### WRITTEN TASK
Without the pictures, set down every line of the data exactly.

### PROVIDED DATA
- - - - - - -

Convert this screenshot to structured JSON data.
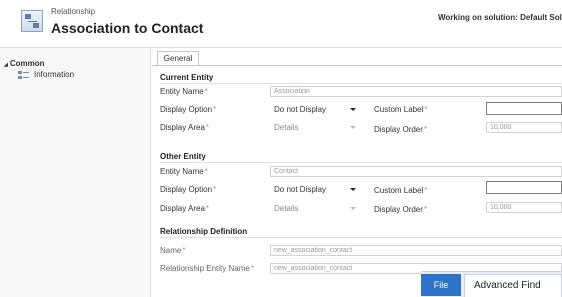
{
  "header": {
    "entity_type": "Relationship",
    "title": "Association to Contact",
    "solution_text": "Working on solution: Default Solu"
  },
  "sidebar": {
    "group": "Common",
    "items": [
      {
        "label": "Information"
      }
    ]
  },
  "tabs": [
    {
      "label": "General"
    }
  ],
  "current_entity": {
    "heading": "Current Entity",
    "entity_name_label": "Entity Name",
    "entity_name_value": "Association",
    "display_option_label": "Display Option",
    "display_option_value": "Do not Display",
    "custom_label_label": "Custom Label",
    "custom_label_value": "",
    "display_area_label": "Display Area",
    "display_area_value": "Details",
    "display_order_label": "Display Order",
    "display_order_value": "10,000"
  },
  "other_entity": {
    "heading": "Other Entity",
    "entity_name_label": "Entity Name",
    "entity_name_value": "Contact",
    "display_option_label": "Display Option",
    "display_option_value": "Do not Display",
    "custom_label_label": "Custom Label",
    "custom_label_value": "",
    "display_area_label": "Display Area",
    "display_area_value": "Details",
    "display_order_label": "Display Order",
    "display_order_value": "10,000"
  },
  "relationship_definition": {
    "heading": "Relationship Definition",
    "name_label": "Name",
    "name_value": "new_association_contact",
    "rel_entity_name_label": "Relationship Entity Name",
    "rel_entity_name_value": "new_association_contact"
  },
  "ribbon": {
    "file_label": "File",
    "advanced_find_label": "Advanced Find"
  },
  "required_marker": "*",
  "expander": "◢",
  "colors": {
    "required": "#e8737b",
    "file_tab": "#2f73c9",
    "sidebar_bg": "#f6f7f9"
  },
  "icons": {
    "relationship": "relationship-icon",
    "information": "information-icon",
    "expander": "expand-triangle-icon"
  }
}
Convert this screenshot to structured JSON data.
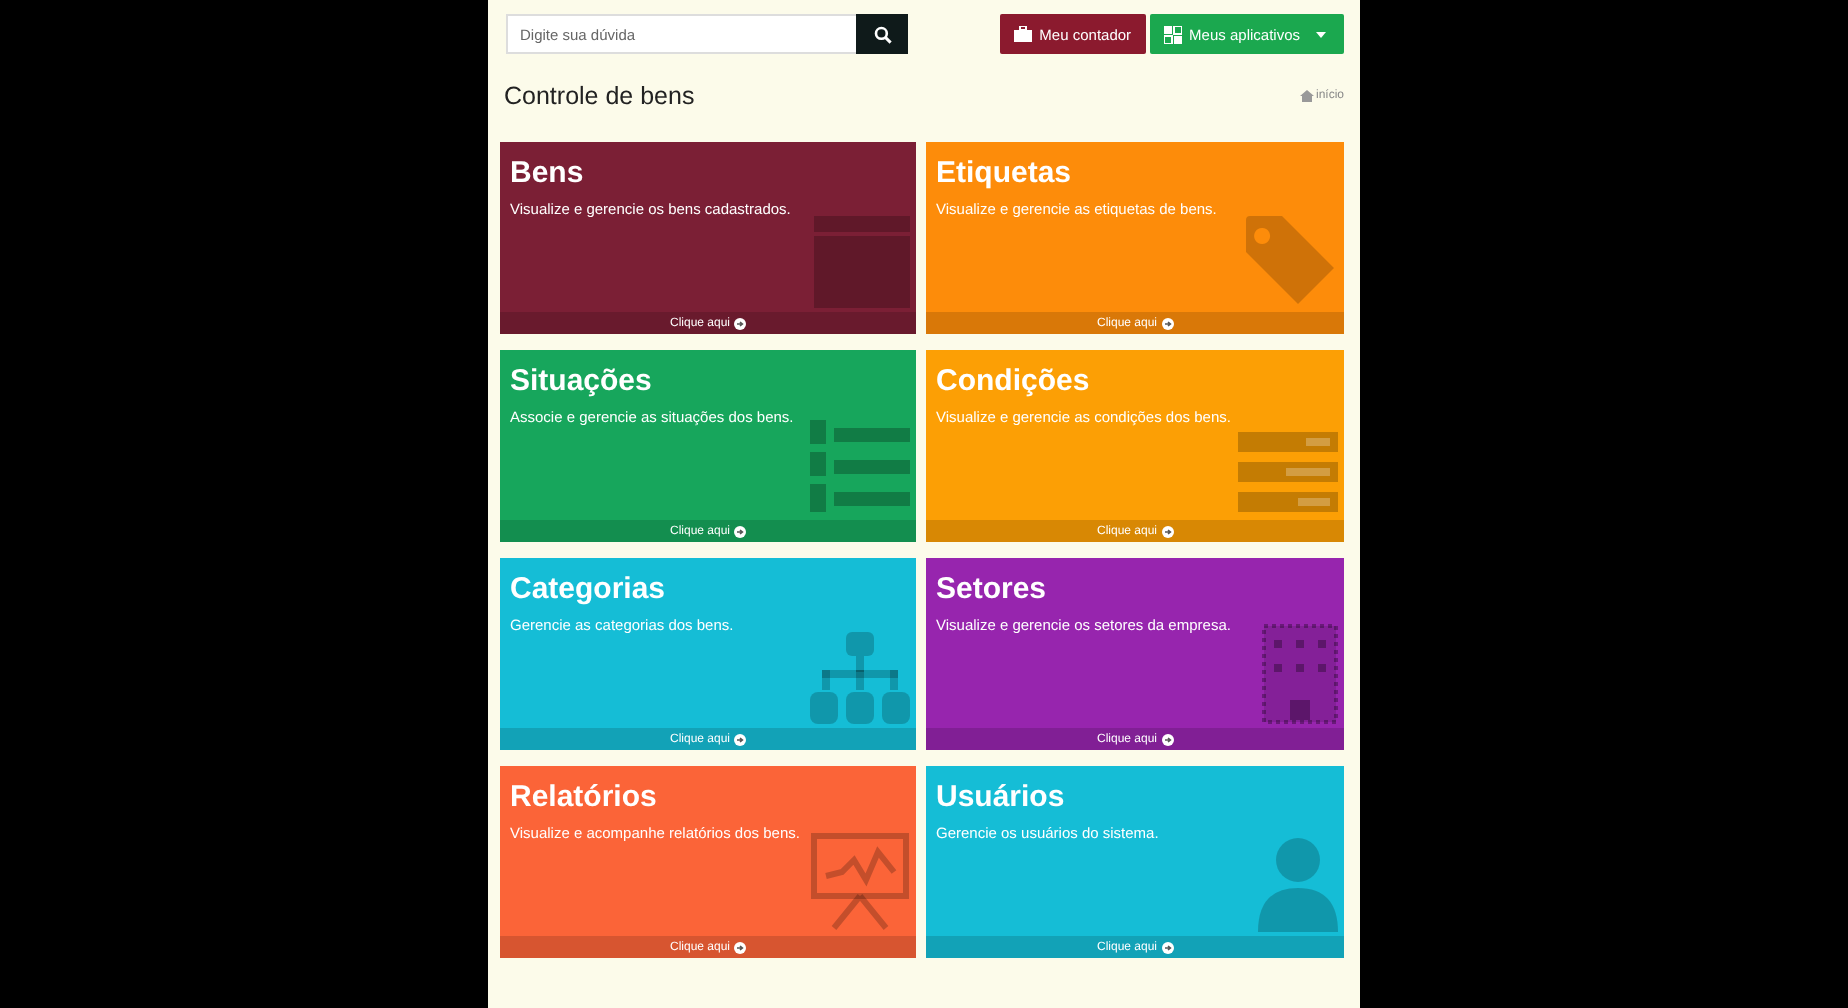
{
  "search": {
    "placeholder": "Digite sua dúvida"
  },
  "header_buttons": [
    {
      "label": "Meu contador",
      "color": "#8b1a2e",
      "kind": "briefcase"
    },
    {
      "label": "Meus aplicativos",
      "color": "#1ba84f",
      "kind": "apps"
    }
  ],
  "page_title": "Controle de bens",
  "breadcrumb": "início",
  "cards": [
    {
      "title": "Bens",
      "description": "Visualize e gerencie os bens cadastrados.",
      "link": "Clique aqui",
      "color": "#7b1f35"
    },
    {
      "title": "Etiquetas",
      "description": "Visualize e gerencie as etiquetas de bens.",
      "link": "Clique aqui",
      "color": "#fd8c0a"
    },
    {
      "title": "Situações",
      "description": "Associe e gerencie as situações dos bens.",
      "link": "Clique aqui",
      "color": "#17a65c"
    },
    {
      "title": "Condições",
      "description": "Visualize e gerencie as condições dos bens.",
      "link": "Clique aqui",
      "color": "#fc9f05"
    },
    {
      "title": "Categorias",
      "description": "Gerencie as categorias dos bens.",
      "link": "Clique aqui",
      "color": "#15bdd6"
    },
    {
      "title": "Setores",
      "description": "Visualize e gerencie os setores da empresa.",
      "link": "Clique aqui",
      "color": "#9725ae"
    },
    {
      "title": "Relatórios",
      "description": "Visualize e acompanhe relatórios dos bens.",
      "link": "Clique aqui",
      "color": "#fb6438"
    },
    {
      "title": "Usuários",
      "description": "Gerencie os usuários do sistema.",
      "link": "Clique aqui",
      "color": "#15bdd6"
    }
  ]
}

- - - - - - -

### EXERCISE RESPONSE
Convert this screenshot to structured JSON data.
{
  "header": {
    "entity_type": "Relationship",
    "title": "Association to Contact",
    "solution_text": "Working on solution: Default Solu"
  },
  "sidebar": {
    "group": "Common",
    "items": [
      {
        "label": "Information"
      }
    ]
  },
  "tabs": [
    {
      "label": "General"
    }
  ],
  "current_entity": {
    "heading": "Current Entity",
    "entity_name_label": "Entity Name",
    "entity_name_value": "Association",
    "display_option_label": "Display Option",
    "display_option_value": "Do not Display",
    "custom_label_label": "Custom Label",
    "custom_label_value": "",
    "display_area_label": "Display Area",
    "display_area_value": "Details",
    "display_order_label": "Display Order",
    "display_order_value": "10,000"
  },
  "other_entity": {
    "heading": "Other Entity",
    "entity_name_label": "Entity Name",
    "entity_name_value": "Contact",
    "display_option_label": "Display Option",
    "display_option_value": "Do not Display",
    "custom_label_label": "Custom Label",
    "custom_label_value": "",
    "display_area_label": "Display Area",
    "display_area_value": "Details",
    "display_order_label": "Display Order",
    "display_order_value": "10,000"
  },
  "relationship_definition": {
    "heading": "Relationship Definition",
    "name_label": "Name",
    "name_value": "new_association_contact",
    "rel_entity_name_label": "Relationship Entity Name",
    "rel_entity_name_value": "new_association_contact"
  },
  "ribbon": {
    "file_label": "File",
    "advanced_find_label": "Advanced Find"
  },
  "required_marker": "*",
  "expander": "◢",
  "colors": {
    "required": "#e8737b",
    "file_tab": "#2f73c9",
    "sidebar_bg": "#f6f7f9"
  },
  "icons": {
    "relationship": "relationship-icon",
    "information": "information-icon",
    "expander": "expand-triangle-icon"
  }
}
Convert this screenshot to structured JSON data.
{
  "search": {
    "placeholder": "Digite sua dúvida"
  },
  "header_buttons": [
    {
      "label": "Meu contador",
      "color": "#8b1a2e",
      "kind": "briefcase"
    },
    {
      "label": "Meus aplicativos",
      "color": "#1ba84f",
      "kind": "apps"
    }
  ],
  "page_title": "Controle de bens",
  "breadcrumb": "início",
  "cards": [
    {
      "title": "Bens",
      "description": "Visualize e gerencie os bens cadastrados.",
      "link": "Clique aqui",
      "color": "#7b1f35"
    },
    {
      "title": "Etiquetas",
      "description": "Visualize e gerencie as etiquetas de bens.",
      "link": "Clique aqui",
      "color": "#fd8c0a"
    },
    {
      "title": "Situações",
      "description": "Associe e gerencie as situações dos bens.",
      "link": "Clique aqui",
      "color": "#17a65c"
    },
    {
      "title": "Condições",
      "description": "Visualize e gerencie as condições dos bens.",
      "link": "Clique aqui",
      "color": "#fc9f05"
    },
    {
      "title": "Categorias",
      "description": "Gerencie as categorias dos bens.",
      "link": "Clique aqui",
      "color": "#15bdd6"
    },
    {
      "title": "Setores",
      "description": "Visualize e gerencie os setores da empresa.",
      "link": "Clique aqui",
      "color": "#9725ae"
    },
    {
      "title": "Relatórios",
      "description": "Visualize e acompanhe relatórios dos bens.",
      "link": "Clique aqui",
      "color": "#fb6438"
    },
    {
      "title": "Usuários",
      "description": "Gerencie os usuários do sistema.",
      "link": "Clique aqui",
      "color": "#15bdd6"
    }
  ]
}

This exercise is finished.